> Task statement: Locate every line in the material below that has the word "Disc". Copy each of those lines.

> Record set:
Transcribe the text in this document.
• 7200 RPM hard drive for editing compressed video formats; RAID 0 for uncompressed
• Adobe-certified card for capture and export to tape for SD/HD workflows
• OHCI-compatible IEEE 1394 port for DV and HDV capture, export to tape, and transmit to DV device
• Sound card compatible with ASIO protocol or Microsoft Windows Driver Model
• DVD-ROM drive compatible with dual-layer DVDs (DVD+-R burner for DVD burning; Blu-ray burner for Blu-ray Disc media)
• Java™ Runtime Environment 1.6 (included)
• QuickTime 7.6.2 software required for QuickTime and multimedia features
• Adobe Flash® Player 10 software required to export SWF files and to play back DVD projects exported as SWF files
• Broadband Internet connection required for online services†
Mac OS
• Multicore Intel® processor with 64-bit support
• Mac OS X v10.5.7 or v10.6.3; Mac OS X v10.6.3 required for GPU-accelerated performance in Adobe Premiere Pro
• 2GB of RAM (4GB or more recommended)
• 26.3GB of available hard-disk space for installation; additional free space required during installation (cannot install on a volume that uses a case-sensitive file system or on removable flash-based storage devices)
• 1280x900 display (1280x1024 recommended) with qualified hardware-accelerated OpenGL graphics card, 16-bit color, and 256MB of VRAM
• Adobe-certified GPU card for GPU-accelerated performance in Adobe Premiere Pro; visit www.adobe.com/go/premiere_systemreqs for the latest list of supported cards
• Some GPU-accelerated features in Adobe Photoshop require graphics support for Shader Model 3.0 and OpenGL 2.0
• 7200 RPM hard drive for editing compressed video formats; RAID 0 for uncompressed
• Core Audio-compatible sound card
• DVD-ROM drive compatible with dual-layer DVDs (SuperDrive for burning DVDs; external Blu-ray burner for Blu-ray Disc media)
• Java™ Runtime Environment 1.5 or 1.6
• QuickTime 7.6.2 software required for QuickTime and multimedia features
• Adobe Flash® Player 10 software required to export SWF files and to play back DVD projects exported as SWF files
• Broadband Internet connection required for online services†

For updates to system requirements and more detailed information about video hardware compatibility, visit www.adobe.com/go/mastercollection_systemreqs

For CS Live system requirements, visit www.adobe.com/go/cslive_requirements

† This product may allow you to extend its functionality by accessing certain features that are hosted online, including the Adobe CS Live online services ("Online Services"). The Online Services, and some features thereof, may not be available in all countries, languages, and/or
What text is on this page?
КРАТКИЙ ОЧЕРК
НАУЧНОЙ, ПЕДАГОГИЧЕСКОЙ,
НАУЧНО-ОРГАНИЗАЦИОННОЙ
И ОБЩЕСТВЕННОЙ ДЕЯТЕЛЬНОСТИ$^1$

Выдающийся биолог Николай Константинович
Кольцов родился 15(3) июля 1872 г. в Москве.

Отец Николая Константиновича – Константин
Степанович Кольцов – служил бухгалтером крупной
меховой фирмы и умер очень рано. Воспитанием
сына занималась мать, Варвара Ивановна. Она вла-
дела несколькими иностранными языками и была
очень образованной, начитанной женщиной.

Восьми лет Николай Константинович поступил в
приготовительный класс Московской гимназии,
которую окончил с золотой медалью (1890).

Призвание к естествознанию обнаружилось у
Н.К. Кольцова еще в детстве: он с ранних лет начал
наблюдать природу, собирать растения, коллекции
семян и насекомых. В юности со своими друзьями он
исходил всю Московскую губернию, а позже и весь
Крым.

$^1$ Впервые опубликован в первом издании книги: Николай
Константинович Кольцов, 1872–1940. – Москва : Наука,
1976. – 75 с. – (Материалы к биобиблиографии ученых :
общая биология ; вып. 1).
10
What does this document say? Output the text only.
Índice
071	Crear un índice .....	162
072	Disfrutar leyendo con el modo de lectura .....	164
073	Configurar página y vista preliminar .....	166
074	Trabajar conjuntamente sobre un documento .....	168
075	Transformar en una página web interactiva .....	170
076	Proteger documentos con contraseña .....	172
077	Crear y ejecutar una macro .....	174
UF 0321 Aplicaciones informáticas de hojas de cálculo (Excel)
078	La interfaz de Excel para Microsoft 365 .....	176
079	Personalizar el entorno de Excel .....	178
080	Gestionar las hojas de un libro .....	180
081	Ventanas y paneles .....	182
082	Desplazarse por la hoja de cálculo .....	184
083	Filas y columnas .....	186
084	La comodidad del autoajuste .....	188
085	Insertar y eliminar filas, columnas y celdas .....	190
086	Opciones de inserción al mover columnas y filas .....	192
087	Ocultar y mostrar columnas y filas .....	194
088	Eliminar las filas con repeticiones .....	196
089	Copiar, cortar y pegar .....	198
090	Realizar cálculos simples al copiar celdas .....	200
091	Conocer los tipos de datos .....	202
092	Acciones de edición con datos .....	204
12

> Exercise response:
• DVD-ROM drive compatible with dual-layer DVDs (DVD+-R burner for DVD burning; Blu-ray burner for Blu-ray Disc media)
• DVD-ROM drive compatible with dual-layer DVDs (SuperDrive for burning DVDs; external Blu-ray burner for Blu-ray Disc media)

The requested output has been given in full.